-- begin PROVIDED ENTRIES --
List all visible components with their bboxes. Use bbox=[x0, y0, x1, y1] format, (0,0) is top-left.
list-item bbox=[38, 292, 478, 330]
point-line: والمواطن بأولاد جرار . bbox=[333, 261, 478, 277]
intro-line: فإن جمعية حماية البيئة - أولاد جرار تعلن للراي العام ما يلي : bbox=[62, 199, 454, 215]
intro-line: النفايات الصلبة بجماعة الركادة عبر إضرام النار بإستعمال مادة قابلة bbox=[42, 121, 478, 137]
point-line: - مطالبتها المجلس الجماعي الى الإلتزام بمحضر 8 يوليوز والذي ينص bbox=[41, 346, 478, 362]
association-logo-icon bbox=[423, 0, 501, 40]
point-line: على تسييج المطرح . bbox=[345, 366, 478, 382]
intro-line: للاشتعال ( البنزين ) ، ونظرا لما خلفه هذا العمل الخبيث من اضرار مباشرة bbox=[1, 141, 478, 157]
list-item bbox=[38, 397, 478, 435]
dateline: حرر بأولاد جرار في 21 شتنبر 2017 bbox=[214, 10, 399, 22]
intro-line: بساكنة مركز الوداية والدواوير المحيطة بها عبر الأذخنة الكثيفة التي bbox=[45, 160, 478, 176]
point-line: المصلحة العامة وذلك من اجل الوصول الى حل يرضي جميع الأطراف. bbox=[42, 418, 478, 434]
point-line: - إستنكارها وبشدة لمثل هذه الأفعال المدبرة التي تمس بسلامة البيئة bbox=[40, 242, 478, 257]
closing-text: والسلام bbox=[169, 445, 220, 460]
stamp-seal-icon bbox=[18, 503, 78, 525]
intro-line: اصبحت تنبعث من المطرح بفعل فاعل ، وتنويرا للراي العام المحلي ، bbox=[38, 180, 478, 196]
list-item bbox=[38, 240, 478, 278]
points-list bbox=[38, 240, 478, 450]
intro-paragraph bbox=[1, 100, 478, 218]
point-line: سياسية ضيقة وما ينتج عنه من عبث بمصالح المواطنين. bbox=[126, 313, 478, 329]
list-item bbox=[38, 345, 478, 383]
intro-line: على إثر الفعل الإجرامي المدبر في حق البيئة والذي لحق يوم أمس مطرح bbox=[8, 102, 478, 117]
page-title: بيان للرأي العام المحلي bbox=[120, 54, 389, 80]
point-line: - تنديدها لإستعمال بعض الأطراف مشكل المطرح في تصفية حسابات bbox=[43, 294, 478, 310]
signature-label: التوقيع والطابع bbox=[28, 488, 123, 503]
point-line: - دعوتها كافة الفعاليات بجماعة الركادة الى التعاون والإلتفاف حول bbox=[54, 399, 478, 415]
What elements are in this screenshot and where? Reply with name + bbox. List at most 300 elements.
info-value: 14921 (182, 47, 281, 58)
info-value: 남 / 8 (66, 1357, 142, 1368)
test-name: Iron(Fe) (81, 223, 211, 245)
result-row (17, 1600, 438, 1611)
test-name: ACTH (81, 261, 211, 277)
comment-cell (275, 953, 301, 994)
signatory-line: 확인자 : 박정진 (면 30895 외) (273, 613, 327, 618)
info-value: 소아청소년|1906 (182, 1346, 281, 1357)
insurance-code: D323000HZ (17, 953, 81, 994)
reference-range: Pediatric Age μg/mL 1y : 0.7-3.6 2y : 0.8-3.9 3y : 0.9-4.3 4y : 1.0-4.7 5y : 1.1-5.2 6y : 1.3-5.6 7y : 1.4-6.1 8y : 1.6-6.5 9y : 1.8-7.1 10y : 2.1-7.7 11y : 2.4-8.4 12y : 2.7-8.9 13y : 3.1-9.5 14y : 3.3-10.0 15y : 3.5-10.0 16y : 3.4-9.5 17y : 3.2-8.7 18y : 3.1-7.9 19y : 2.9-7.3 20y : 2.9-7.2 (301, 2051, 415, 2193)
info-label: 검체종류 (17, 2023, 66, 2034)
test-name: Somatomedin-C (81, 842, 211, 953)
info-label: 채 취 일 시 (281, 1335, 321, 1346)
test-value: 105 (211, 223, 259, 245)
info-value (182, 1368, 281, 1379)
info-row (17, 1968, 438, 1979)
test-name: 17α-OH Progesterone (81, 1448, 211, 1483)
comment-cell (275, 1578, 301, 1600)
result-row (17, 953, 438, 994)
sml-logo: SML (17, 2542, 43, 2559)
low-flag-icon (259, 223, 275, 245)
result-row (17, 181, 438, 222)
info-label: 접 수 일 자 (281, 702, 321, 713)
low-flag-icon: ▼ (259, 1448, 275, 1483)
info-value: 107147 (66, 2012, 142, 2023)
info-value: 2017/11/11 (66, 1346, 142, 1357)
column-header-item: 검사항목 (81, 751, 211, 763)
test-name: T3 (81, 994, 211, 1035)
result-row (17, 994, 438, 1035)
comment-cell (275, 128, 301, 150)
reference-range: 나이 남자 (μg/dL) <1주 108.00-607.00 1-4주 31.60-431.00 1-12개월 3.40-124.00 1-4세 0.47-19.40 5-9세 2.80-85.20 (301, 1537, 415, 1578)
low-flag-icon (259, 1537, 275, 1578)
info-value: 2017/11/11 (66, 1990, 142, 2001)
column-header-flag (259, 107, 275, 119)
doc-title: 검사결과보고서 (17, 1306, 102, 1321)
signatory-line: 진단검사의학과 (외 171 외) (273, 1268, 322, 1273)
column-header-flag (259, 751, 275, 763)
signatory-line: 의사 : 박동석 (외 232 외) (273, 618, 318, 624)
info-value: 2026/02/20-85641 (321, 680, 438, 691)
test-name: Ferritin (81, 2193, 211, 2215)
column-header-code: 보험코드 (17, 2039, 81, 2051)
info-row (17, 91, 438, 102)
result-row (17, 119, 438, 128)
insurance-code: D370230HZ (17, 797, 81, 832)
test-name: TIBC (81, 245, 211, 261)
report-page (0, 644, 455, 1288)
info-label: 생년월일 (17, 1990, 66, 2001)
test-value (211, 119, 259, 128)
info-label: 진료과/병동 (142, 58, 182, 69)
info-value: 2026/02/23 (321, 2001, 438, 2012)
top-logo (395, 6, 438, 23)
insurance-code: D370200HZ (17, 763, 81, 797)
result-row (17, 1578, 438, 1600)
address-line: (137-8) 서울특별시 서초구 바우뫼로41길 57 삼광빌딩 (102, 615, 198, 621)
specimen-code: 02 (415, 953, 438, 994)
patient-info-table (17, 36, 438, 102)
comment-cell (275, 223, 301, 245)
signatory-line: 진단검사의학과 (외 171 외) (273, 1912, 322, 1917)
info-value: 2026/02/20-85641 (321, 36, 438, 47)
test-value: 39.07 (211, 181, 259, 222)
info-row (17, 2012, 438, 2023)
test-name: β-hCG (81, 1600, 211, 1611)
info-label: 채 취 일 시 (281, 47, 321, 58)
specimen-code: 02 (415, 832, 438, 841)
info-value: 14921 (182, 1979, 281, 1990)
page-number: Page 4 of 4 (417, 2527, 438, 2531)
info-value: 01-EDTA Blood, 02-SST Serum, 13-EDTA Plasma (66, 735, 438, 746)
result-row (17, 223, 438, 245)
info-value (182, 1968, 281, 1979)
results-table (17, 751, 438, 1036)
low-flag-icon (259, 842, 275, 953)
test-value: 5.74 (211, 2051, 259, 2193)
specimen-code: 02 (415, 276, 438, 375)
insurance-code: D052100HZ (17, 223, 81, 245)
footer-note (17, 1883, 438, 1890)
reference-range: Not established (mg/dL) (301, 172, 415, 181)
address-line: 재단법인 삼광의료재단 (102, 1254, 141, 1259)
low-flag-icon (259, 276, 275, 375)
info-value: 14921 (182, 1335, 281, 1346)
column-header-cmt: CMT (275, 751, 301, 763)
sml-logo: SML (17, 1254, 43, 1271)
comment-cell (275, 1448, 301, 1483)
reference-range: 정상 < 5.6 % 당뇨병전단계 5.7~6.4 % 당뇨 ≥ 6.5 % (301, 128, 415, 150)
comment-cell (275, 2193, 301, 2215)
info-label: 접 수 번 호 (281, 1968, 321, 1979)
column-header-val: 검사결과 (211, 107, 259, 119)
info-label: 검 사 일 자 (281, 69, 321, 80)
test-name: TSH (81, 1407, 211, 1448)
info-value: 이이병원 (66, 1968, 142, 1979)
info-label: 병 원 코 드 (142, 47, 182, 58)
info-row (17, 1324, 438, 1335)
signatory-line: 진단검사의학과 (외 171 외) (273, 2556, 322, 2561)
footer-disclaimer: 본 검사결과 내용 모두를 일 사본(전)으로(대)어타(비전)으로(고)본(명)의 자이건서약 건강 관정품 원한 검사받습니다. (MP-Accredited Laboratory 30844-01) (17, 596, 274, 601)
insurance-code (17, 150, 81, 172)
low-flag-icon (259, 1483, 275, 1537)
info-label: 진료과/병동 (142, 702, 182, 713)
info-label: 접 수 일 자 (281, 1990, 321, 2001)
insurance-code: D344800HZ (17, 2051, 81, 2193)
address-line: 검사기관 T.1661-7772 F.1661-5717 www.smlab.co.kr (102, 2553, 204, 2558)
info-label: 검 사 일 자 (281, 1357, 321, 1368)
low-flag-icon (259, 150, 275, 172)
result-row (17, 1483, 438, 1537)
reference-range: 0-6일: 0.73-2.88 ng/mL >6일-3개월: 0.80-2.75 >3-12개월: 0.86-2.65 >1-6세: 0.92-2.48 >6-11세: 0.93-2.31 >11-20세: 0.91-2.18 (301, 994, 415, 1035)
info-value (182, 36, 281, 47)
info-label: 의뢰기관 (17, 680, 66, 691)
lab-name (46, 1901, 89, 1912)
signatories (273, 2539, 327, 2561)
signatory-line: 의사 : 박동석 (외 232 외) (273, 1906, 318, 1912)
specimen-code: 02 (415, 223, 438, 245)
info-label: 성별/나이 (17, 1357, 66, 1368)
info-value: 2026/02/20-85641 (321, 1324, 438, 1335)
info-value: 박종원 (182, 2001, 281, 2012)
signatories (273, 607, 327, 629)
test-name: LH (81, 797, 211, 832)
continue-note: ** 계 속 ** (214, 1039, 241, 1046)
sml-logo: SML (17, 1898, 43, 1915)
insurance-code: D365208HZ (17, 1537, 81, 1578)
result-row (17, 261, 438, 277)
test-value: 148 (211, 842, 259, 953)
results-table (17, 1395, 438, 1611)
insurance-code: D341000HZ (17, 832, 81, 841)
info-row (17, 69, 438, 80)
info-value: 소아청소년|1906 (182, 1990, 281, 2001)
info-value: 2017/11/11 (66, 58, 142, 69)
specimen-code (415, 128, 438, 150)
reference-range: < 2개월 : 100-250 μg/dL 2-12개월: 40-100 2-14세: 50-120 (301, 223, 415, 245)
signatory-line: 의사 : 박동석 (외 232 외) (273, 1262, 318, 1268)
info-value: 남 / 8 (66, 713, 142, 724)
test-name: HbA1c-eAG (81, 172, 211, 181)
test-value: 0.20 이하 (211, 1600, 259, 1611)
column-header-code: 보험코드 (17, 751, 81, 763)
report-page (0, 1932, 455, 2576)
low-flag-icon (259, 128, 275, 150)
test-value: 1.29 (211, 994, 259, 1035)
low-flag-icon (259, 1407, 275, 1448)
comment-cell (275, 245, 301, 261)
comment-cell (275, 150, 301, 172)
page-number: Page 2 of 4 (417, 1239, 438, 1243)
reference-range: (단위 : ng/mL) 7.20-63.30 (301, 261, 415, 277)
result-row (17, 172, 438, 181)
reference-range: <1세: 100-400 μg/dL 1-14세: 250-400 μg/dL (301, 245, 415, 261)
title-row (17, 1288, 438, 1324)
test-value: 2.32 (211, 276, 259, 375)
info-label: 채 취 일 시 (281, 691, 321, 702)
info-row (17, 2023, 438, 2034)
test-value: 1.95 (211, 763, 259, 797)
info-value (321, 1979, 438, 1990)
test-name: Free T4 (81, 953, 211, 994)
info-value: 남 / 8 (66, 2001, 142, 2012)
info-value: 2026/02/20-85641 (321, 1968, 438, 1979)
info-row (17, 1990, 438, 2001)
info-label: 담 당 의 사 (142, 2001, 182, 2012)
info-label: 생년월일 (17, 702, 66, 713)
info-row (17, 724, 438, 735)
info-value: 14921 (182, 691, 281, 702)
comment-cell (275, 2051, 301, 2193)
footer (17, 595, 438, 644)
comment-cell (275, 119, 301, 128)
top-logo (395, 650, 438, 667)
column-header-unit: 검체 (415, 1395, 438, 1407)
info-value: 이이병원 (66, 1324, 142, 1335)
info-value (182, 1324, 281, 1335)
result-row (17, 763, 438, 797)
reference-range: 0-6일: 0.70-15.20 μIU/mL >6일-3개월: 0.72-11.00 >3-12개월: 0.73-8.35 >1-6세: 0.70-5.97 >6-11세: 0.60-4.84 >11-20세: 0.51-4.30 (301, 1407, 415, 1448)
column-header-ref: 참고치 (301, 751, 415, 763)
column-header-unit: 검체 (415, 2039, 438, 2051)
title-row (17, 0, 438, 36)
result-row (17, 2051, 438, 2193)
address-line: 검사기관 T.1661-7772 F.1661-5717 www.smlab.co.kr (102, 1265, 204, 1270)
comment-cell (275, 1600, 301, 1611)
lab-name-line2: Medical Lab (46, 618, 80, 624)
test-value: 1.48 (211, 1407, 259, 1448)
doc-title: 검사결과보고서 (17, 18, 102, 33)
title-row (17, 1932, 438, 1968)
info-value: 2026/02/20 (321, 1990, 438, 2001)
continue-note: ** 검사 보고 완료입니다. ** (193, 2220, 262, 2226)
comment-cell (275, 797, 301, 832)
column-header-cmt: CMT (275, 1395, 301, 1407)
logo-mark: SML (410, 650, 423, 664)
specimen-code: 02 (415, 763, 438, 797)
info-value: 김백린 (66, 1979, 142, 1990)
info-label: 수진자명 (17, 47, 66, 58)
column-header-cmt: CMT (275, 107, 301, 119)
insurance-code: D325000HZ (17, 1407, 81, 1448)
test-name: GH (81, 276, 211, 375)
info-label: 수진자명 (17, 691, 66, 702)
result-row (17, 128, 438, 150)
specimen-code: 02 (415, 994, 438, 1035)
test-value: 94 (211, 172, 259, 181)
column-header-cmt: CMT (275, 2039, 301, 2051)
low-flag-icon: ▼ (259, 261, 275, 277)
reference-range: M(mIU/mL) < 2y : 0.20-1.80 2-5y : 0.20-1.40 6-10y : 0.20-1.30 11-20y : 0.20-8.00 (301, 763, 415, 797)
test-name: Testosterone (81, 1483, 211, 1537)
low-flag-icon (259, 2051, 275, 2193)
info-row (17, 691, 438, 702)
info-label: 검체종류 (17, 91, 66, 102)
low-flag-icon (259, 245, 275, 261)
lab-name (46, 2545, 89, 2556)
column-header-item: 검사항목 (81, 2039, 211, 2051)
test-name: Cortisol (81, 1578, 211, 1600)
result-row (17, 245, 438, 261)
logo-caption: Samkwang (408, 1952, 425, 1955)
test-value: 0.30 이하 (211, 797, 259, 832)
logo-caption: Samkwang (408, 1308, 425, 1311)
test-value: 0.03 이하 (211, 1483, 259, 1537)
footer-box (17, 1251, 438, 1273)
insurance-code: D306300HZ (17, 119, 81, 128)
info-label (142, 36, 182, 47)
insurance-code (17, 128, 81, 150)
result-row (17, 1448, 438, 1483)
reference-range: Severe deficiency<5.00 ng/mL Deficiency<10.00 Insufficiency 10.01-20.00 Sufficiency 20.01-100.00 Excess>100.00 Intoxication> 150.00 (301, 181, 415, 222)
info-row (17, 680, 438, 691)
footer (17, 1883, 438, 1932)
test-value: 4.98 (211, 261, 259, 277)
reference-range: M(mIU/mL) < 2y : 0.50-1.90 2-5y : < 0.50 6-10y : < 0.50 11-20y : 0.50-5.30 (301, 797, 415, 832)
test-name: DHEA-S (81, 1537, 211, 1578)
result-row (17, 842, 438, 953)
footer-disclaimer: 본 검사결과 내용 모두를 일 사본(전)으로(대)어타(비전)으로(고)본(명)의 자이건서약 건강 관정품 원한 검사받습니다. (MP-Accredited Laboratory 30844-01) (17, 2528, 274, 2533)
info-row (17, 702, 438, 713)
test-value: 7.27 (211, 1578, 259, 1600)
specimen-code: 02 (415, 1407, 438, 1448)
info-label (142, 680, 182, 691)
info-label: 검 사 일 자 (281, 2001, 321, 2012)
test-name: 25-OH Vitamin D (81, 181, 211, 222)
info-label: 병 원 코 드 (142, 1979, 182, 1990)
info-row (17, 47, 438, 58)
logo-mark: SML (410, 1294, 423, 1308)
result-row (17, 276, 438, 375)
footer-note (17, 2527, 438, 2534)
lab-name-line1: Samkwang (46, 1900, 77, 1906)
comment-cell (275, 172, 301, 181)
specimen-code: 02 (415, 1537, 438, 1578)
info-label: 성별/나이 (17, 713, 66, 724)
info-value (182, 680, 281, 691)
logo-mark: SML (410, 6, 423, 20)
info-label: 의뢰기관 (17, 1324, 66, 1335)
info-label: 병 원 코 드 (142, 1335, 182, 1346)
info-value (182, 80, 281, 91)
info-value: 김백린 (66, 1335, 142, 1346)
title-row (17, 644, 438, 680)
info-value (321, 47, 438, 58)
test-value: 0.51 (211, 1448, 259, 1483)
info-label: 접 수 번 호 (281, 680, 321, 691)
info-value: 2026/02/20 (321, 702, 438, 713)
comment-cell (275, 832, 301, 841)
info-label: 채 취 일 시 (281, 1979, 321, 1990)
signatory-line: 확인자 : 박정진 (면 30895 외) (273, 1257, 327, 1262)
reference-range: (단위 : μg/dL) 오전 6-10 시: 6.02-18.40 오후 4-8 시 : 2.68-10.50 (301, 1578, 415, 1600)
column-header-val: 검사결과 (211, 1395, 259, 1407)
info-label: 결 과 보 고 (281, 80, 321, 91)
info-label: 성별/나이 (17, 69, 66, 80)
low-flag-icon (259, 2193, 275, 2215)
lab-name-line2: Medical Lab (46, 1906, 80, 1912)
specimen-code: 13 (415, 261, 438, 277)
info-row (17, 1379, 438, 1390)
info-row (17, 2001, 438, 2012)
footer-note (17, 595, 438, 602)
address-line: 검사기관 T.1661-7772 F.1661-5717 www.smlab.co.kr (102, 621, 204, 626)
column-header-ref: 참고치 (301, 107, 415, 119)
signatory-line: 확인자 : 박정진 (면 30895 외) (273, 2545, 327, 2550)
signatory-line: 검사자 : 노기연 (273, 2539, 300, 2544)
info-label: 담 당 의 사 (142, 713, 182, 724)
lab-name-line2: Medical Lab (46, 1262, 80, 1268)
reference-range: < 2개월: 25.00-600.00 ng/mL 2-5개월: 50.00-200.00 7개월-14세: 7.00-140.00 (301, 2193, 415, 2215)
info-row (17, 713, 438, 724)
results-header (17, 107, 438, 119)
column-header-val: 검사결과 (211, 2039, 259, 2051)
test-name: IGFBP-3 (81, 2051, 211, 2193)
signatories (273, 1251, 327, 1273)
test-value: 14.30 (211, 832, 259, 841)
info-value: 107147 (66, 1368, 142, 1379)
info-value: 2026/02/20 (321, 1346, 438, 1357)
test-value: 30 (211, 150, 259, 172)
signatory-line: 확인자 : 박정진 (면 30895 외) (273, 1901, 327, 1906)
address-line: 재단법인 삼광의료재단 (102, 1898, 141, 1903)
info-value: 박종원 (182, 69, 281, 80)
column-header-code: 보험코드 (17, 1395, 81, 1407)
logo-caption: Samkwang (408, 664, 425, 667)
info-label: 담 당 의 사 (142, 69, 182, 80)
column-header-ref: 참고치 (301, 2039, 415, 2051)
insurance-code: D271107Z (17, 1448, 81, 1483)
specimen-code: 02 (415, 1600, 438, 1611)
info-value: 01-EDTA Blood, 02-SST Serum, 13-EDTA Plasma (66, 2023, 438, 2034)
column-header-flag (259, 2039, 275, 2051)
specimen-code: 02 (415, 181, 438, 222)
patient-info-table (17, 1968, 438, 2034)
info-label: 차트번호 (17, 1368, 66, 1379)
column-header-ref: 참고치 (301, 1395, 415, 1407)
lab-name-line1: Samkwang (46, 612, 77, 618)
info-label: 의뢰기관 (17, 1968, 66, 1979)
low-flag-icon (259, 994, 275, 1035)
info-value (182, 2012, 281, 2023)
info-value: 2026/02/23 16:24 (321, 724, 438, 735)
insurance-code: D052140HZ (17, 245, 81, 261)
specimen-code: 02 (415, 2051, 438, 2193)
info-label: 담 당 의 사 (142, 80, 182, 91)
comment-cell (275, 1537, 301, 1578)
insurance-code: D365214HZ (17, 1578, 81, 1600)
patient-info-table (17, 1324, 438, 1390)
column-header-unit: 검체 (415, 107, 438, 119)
-- end PROVIDED ENTRIES --
Reproduce the data without any change, from its first line through the line containing "point-line: - تنديدها", both ends included.

=== ANSWER ===
List all visible components with their bboxes. Use bbox=[x0, y0, x1, y1] format, (0,0) is top-left.
list-item bbox=[38, 292, 478, 330]
point-line: والمواطن بأولاد جرار . bbox=[333, 261, 478, 277]
intro-line: فإن جمعية حماية البيئة - أولاد جرار تعلن للراي العام ما يلي : bbox=[62, 199, 454, 215]
intro-line: النفايات الصلبة بجماعة الركادة عبر إضرام النار بإستعمال مادة قابلة bbox=[42, 121, 478, 137]
point-line: - مطالبتها المجلس الجماعي الى الإلتزام بمحضر 8 يوليوز والذي ينص bbox=[41, 346, 478, 362]
association-logo-icon bbox=[423, 0, 501, 40]
point-line: على تسييج المطرح . bbox=[345, 366, 478, 382]
intro-line: للاشتعال ( البنزين ) ، ونظرا لما خلفه هذا العمل الخبيث من اضرار مباشرة bbox=[1, 141, 478, 157]
list-item bbox=[38, 397, 478, 435]
dateline: حرر بأولاد جرار في 21 شتنبر 2017 bbox=[214, 10, 399, 22]
intro-line: بساكنة مركز الوداية والدواوير المحيطة بها عبر الأذخنة الكثيفة التي bbox=[45, 160, 478, 176]
point-line: المصلحة العامة وذلك من اجل الوصول الى حل يرضي جميع الأطراف. bbox=[42, 418, 478, 434]
point-line: - إستنكارها وبشدة لمثل هذه الأفعال المدبرة التي تمس بسلامة البيئة bbox=[40, 242, 478, 257]
closing-text: والسلام bbox=[169, 445, 220, 460]
stamp-seal-icon bbox=[18, 503, 78, 525]
intro-line: اصبحت تنبعث من المطرح بفعل فاعل ، وتنويرا للراي العام المحلي ، bbox=[38, 180, 478, 196]
list-item bbox=[38, 240, 478, 278]
points-list bbox=[38, 240, 478, 450]
intro-paragraph bbox=[1, 100, 478, 218]
point-line: سياسية ضيقة وما ينتج عنه من عبث بمصالح المواطنين. bbox=[126, 313, 478, 329]
list-item bbox=[38, 345, 478, 383]
intro-line: على إثر الفعل الإجرامي المدبر في حق البيئة والذي لحق يوم أمس مطرح bbox=[8, 102, 478, 117]
page-title: بيان للرأي العام المحلي bbox=[120, 54, 389, 80]
point-line: - تنديدها لإستعمال بعض الأطراف مشكل المطرح في تصفية حسابات bbox=[43, 294, 478, 310]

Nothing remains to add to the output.